··· MATERIAL SHOWN ···

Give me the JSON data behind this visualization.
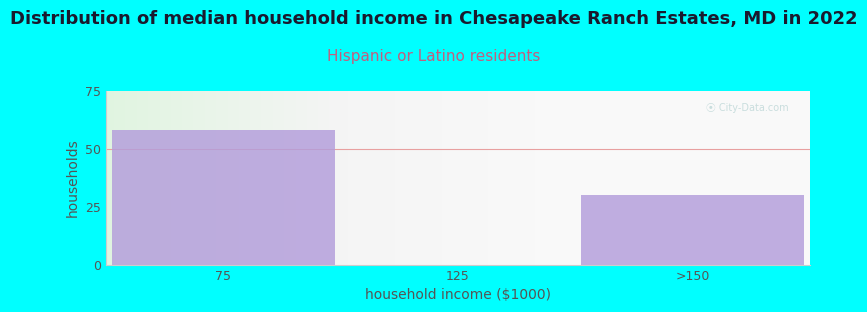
{
  "title": "Distribution of median household income in Chesapeake Ranch Estates, MD in 2022",
  "subtitle": "Hispanic or Latino residents",
  "categories": [
    "75",
    "125",
    ">150"
  ],
  "values": [
    58,
    0,
    30
  ],
  "bar_color": "#b39ddb",
  "background_color": "#00FFFF",
  "ylabel": "households",
  "xlabel": "household income ($1000)",
  "ylim": [
    0,
    75
  ],
  "yticks": [
    0,
    25,
    50,
    75
  ],
  "title_color": "#1a1a2e",
  "subtitle_color": "#c06080",
  "grid_color": "#e8a0a0",
  "title_fontsize": 13,
  "subtitle_fontsize": 11,
  "axis_label_fontsize": 10,
  "tick_fontsize": 9
}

···

> [AIM]: What is the number of lines in the data above that include the word "income"? Answer with that number only.

> [EXERCISE RESULT]: 2